-- GIVEN REQUEST --
Omit all pictures. Copy the rest of the material exactly.
-- DATA SUPPLIED start --
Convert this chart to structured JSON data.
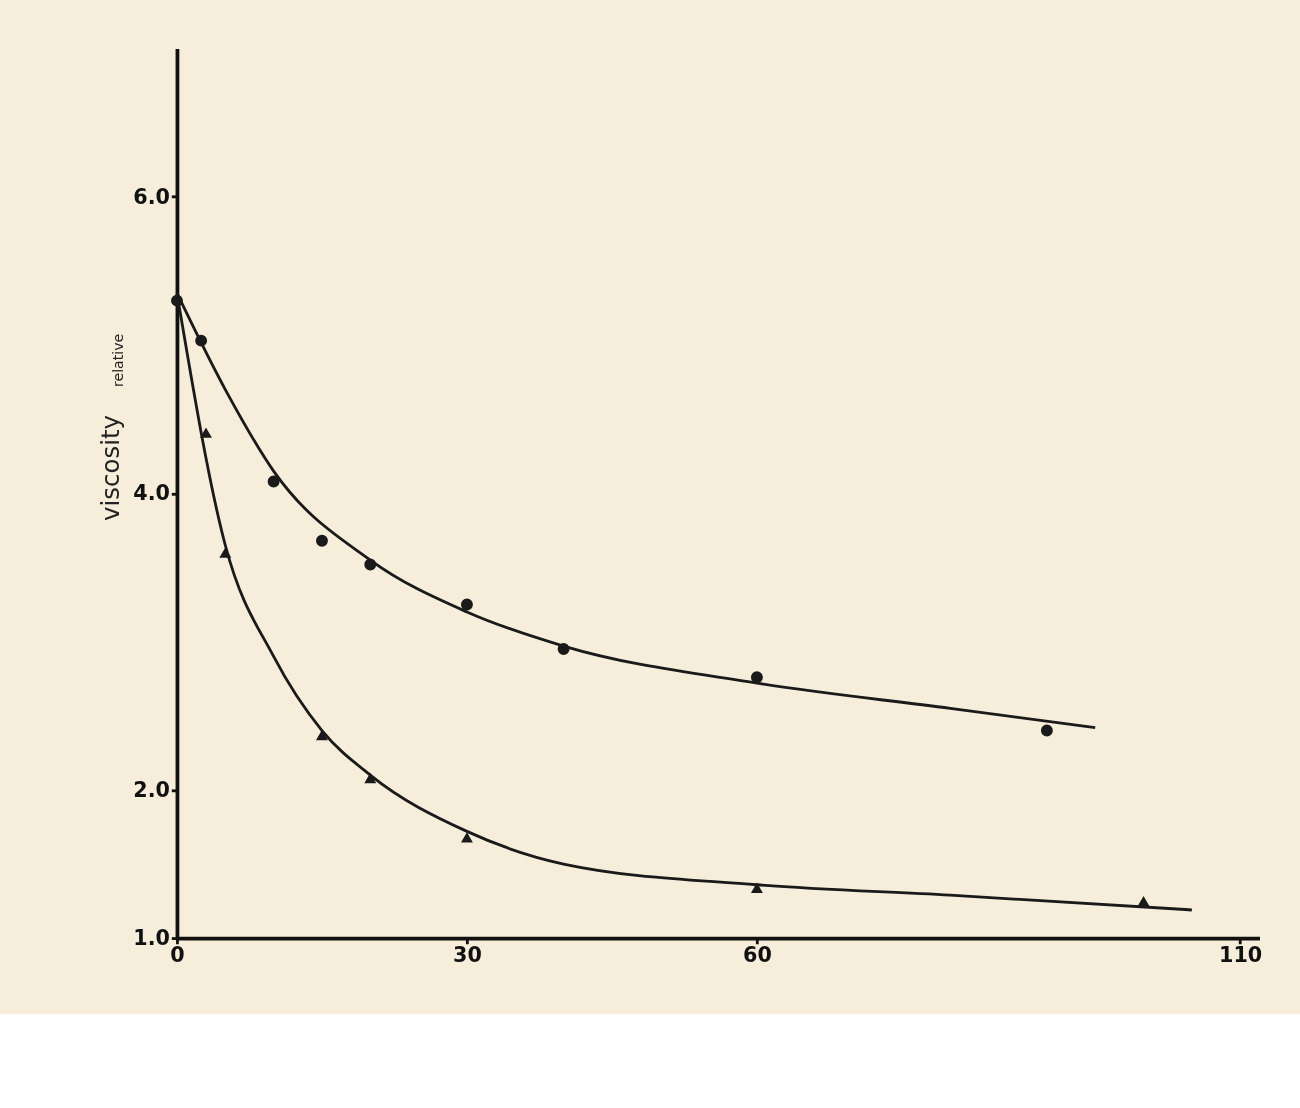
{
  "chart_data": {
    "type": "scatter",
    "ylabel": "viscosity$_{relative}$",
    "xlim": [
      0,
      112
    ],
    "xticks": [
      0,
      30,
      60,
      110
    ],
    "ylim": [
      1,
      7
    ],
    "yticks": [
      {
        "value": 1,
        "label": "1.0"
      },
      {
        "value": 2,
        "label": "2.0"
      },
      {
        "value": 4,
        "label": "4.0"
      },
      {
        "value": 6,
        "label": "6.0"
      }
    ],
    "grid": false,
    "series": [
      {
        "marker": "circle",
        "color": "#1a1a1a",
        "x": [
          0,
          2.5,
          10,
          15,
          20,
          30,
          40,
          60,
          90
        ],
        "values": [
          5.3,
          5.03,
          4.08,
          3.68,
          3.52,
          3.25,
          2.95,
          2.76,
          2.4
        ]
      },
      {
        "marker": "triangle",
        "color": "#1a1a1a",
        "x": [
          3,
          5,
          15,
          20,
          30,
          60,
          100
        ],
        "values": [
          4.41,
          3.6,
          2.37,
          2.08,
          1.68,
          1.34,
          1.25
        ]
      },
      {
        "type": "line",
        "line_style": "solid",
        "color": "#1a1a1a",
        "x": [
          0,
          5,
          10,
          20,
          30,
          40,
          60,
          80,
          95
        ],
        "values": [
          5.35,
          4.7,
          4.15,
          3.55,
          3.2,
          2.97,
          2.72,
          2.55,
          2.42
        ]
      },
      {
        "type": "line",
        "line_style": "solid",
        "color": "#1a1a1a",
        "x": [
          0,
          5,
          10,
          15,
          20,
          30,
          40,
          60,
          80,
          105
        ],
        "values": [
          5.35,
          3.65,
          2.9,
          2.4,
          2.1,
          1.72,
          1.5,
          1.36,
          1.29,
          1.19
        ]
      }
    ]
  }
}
-- DATA SUPPLIED end --
-- SOLUTION TO THIS EXERCISE --
Convert this chart to structured JSON data.
{
  "chart_data": {
    "type": "scatter",
    "ylabel": "viscosity$_{relative}$",
    "xlim": [
      0,
      112
    ],
    "xticks": [
      0,
      30,
      60,
      110
    ],
    "ylim": [
      1,
      7
    ],
    "yticks": [
      {
        "value": 1,
        "label": "1.0"
      },
      {
        "value": 2,
        "label": "2.0"
      },
      {
        "value": 4,
        "label": "4.0"
      },
      {
        "value": 6,
        "label": "6.0"
      }
    ],
    "grid": false,
    "series": [
      {
        "marker": "circle",
        "color": "#1a1a1a",
        "x": [
          0,
          2.5,
          10,
          15,
          20,
          30,
          40,
          60,
          90
        ],
        "values": [
          5.3,
          5.03,
          4.08,
          3.68,
          3.52,
          3.25,
          2.95,
          2.76,
          2.4
        ]
      },
      {
        "marker": "triangle",
        "color": "#1a1a1a",
        "x": [
          3,
          5,
          15,
          20,
          30,
          60,
          100
        ],
        "values": [
          4.41,
          3.6,
          2.37,
          2.08,
          1.68,
          1.34,
          1.25
        ]
      },
      {
        "type": "line",
        "line_style": "solid",
        "color": "#1a1a1a",
        "x": [
          0,
          5,
          10,
          20,
          30,
          40,
          60,
          80,
          95
        ],
        "values": [
          5.35,
          4.7,
          4.15,
          3.55,
          3.2,
          2.97,
          2.72,
          2.55,
          2.42
        ]
      },
      {
        "type": "line",
        "line_style": "solid",
        "color": "#1a1a1a",
        "x": [
          0,
          5,
          10,
          15,
          20,
          30,
          40,
          60,
          80,
          105
        ],
        "values": [
          5.35,
          3.65,
          2.9,
          2.4,
          2.1,
          1.72,
          1.5,
          1.36,
          1.29,
          1.19
        ]
      }
    ]
  }
}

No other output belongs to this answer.